====== 提供された文章

ファイアウォール変数の一意の識別子
システムは、一意の識別子(UID)を使用してスケーリングを支援します。UIDにより、複数の加入者の設定オブジェクトが同一で共有できるタイミングをシステムが判断できます。フィルター定義などの多くの状況では、すべての加入者に対して新しいフィルターを作成するのではなく、単一のフィルターを複数の加入者間で共有することで、システム リソースを節約できます。
動的プロファイル内では、UID を使用して設定オブジェクトに名前を付けます。システムは、その設定スタンザに含まれるすべての変数と動的プロファイルの名前に基づいて、UID(オブジェクト名)の値を割り当てます。割り当てられたUID値は、UID名と文字列 _UID および一意の番号で構成されています。たとえば、UID $my-filter に値 my-filter_UID1022 が与えられる場合があります。
まず、オプション uid を使用して、variable スタンザの下に UID を定義する必要があります。UIDは、外部で値が割り当てられたすべての変数の後に最後に定義する必要があります。
dynamic-profile test-profile {
variables {
... [other variables] ...
[my-filter] {
uid;
}
}
}
UIDを定義したら、それを使用してオブジェクトに名前を付けることができます。

============
====== 表示データ

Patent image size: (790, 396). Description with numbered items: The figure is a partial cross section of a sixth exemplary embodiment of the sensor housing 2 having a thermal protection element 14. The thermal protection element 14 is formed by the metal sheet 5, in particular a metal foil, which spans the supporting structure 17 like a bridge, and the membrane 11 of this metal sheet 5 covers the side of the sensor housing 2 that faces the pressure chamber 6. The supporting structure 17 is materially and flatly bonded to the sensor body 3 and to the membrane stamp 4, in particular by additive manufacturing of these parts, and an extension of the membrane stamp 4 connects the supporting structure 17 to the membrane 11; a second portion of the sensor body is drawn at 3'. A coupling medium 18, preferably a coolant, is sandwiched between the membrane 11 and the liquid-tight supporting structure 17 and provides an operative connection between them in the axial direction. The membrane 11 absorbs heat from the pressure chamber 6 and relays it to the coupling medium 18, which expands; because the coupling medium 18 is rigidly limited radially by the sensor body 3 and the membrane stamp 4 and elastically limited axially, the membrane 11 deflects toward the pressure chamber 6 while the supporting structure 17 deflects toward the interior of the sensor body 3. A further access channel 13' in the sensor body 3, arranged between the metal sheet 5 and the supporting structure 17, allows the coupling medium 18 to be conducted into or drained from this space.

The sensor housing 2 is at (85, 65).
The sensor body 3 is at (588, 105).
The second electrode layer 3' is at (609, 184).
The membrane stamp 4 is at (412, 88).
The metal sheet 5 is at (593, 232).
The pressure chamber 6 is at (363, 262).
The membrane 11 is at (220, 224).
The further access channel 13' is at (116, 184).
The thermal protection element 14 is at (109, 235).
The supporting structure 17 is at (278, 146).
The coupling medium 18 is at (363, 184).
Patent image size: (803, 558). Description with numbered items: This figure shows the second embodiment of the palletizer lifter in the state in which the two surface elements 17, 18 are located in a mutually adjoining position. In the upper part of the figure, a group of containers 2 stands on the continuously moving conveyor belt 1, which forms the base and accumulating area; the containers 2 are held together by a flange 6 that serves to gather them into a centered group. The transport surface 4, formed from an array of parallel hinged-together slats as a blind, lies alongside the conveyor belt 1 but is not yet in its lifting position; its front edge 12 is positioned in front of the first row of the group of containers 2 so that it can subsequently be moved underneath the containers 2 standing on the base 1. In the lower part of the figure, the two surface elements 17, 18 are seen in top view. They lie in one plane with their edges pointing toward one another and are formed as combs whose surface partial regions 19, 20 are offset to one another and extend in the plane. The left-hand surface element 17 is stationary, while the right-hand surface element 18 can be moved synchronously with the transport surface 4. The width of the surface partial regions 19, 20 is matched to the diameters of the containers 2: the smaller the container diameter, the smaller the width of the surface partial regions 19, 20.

============

▸ 取り組む課題:
ファイアウォール変数のUIDに関する文章に基づき、システムが割り当てるUID値を構成する要素をすべて挙げよ。

▸ 課題の結果:
UID名、文字列 _UID、一意の番号